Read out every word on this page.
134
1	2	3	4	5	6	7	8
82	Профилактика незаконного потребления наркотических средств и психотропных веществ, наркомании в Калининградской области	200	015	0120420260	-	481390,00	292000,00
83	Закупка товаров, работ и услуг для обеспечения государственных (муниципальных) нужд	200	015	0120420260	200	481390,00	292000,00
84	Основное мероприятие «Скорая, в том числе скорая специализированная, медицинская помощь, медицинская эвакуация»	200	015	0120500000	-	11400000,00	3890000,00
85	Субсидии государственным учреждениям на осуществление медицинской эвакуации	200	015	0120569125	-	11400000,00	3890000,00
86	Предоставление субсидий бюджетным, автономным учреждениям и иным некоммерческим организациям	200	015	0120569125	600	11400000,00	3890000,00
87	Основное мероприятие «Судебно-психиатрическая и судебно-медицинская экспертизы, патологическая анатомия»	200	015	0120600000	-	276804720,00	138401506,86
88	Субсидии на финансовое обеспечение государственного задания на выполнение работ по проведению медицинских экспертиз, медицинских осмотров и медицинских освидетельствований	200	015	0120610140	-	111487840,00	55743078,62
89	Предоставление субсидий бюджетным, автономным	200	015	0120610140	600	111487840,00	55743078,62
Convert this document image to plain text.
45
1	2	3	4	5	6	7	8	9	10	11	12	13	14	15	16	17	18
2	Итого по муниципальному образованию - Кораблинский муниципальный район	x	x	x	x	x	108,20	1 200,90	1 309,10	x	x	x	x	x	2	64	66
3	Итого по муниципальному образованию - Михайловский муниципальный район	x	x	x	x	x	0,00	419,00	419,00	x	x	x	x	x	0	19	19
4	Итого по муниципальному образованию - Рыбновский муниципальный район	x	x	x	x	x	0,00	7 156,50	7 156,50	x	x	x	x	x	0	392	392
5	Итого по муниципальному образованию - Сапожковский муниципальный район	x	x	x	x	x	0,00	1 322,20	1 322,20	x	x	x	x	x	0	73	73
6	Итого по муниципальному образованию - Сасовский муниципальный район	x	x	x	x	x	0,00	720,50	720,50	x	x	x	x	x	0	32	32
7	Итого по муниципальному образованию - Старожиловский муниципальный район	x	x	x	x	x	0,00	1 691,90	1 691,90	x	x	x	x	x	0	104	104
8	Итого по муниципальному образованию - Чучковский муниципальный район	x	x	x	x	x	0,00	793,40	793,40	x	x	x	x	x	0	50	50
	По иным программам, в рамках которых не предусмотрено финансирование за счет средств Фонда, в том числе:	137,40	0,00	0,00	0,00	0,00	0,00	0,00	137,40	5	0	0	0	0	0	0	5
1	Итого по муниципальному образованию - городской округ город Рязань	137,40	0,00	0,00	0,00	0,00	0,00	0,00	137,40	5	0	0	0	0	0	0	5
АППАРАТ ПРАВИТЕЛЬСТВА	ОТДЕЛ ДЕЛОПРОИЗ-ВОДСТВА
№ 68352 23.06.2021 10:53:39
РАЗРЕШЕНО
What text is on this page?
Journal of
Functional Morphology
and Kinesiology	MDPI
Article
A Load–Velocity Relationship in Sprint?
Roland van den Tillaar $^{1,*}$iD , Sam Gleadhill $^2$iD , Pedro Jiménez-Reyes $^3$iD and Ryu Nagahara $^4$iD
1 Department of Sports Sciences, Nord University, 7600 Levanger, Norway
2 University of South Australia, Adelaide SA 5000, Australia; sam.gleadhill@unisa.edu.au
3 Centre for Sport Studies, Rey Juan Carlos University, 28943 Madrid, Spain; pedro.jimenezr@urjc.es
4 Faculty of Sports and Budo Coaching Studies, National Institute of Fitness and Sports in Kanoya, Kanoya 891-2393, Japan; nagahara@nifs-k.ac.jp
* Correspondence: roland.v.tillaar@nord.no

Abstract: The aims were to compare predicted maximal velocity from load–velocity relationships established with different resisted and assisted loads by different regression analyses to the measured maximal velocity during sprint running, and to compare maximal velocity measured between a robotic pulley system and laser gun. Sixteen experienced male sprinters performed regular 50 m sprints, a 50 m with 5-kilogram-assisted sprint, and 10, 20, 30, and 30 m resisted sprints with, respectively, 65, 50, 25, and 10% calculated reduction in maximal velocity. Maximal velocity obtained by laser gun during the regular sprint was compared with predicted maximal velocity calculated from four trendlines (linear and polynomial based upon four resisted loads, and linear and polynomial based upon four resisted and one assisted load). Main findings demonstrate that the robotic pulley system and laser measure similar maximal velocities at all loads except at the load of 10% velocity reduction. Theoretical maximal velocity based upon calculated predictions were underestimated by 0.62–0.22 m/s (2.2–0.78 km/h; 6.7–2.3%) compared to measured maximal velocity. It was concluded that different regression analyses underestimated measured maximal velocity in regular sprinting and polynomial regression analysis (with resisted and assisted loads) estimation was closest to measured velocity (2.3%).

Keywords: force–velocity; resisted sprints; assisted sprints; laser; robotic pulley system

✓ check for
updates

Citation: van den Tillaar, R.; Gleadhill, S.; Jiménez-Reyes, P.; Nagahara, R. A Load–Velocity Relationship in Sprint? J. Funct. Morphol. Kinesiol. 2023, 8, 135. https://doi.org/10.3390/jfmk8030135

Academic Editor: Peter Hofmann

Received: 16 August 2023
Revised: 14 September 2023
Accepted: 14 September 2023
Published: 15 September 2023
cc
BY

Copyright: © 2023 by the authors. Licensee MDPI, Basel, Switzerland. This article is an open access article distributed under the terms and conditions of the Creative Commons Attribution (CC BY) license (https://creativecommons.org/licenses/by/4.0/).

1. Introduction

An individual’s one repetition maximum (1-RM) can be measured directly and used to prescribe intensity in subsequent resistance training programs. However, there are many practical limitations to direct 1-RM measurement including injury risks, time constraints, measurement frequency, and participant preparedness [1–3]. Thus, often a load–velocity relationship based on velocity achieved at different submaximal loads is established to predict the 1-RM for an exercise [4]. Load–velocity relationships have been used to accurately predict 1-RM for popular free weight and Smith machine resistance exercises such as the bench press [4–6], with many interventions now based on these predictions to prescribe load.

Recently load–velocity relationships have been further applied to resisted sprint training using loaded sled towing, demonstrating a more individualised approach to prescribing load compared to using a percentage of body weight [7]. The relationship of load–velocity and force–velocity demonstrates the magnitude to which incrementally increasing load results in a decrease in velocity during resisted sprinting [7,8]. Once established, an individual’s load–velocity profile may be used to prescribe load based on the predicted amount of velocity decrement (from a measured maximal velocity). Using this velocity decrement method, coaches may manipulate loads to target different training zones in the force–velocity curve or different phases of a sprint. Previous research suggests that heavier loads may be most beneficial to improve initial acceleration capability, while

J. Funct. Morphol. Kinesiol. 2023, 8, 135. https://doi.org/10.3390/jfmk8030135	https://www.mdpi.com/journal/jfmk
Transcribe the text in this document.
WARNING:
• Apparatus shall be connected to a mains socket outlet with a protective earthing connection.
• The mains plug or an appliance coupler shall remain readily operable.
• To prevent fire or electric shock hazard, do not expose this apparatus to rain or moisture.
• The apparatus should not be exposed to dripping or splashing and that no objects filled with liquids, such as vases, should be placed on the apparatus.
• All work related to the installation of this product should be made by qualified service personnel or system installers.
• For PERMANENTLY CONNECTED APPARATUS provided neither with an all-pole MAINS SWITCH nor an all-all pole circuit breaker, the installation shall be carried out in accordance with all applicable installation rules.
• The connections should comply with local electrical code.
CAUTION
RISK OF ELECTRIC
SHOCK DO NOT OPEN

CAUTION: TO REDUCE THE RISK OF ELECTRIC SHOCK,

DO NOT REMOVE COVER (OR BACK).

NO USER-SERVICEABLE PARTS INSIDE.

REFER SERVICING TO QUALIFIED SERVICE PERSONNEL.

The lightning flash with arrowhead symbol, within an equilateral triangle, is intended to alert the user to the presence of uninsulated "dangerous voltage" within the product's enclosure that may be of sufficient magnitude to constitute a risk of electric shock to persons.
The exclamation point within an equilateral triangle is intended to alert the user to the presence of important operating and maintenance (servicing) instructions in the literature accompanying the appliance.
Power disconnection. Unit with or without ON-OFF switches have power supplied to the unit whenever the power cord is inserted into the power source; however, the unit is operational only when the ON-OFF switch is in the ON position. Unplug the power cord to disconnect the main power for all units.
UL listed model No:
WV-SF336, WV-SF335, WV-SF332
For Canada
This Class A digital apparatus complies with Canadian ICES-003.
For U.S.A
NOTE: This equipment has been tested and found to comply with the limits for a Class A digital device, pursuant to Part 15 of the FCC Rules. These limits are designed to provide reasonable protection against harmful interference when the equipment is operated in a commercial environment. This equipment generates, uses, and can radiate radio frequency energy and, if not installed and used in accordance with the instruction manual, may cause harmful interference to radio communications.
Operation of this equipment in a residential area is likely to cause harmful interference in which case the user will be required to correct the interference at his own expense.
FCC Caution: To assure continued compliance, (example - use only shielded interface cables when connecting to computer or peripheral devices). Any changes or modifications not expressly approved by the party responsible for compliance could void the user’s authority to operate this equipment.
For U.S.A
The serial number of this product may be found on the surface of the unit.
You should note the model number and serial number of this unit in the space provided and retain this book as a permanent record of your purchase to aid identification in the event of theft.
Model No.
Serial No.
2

----------

* To do:
Among the lines of the data, identify those with the word "alert". Copy each of them.

* Answer for this exercise:
The lightning flash with arrowhead symbol, within an equilateral triangle, is intended to alert the user to the presence of uninsulated "dangerous voltage" within the product's enclosure that may be of sufficient magnitude to constitute a risk of electric shock to persons.
The exclamation point within an equilateral triangle is intended to alert the user to the presence of important operating and maintenance (servicing) instructions in the literature accompanying the appliance.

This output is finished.